(Saved entries)
========================

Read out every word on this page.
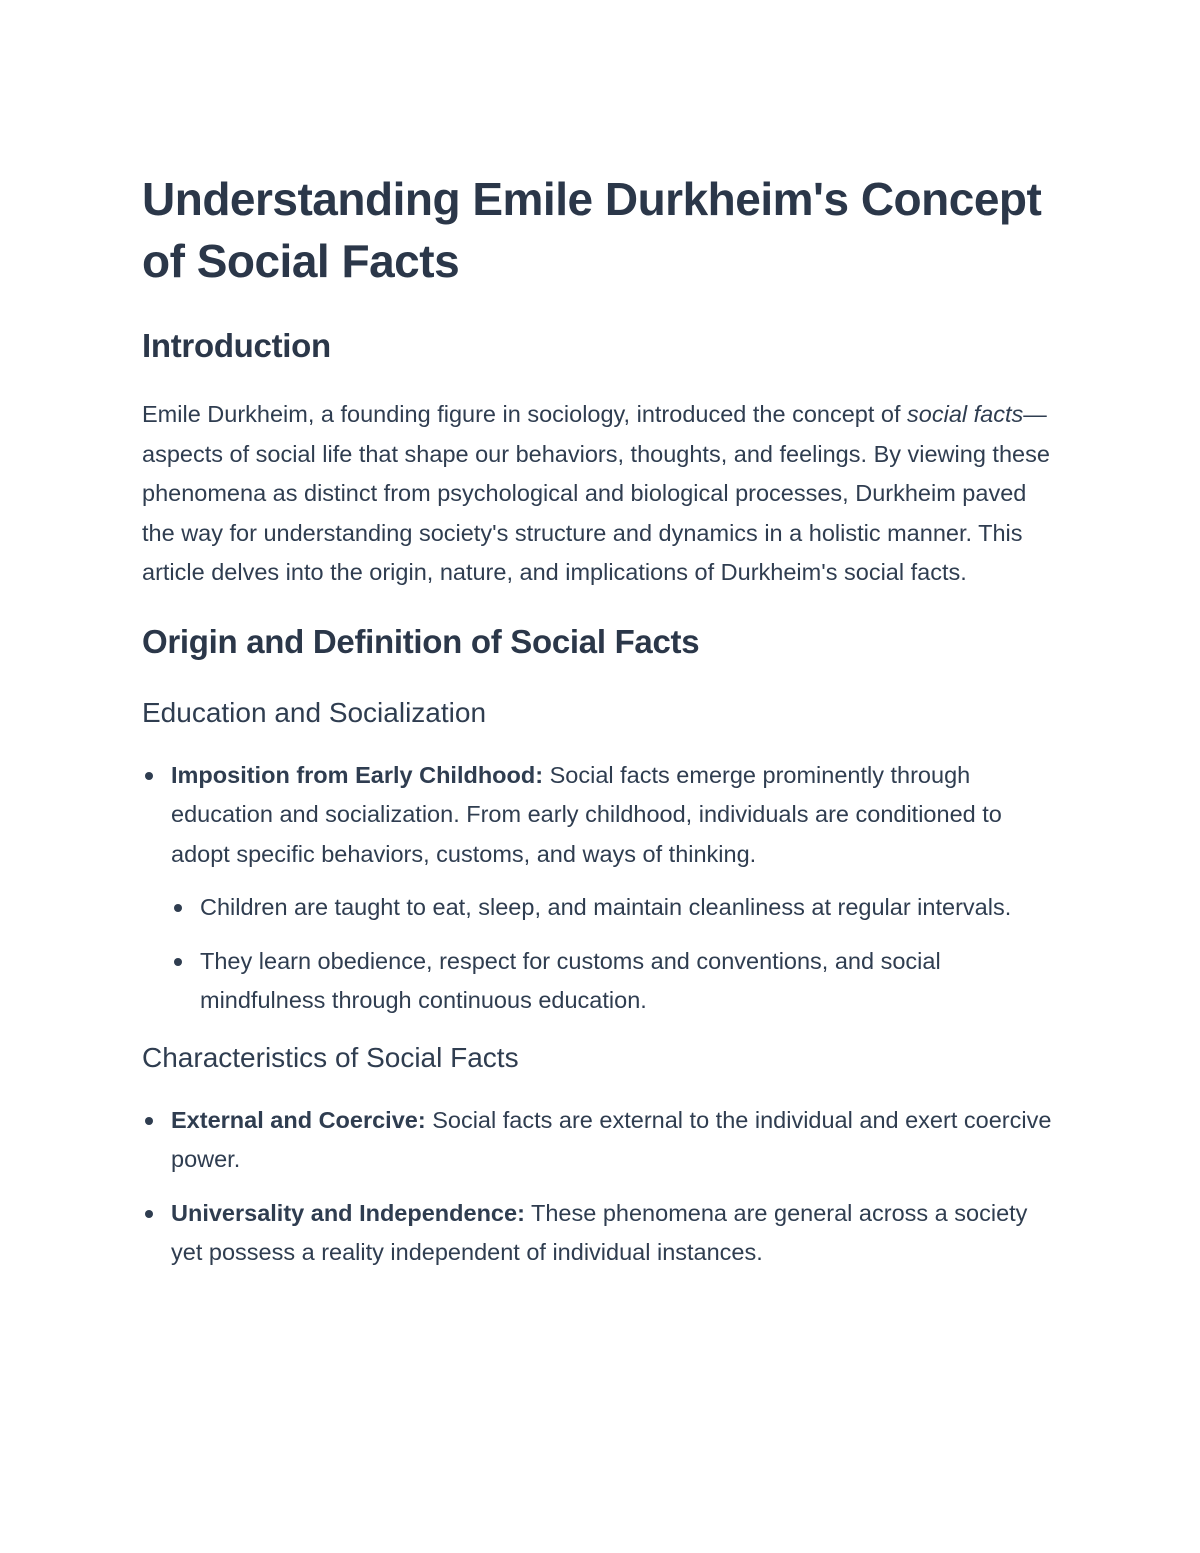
Understanding Emile Durkheim's Concept of Social Facts
Introduction

Emile Durkheim, a founding figure in sociology, introduced the concept of social facts—aspects of social life that shape our behaviors, thoughts, and feelings. By viewing these phenomena as distinct from psychological and biological processes, Durkheim paved the way for understanding society's structure and dynamics in a holistic manner. This article delves into the origin, nature, and implications of Durkheim's social facts.

Origin and Definition of Social Facts
Education and Socialization
Imposition from Early Childhood: Social facts emerge prominently through education and socialization. From early childhood, individuals are conditioned to adopt specific behaviors, customs, and ways of thinking.
Children are taught to eat, sleep, and maintain cleanliness at regular intervals.
They learn obedience, respect for customs and conventions, and social mindfulness through continuous education.
Characteristics of Social Facts
External and Coercive: Social facts are external to the individual and exert coercive power.
Universality and Independence: These phenomena are general across a society yet possess a reality independent of individual instances.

========================

Request » Looking at the records above, work out how many lines include the word "customs", then give that number by itself.

Right answer » 2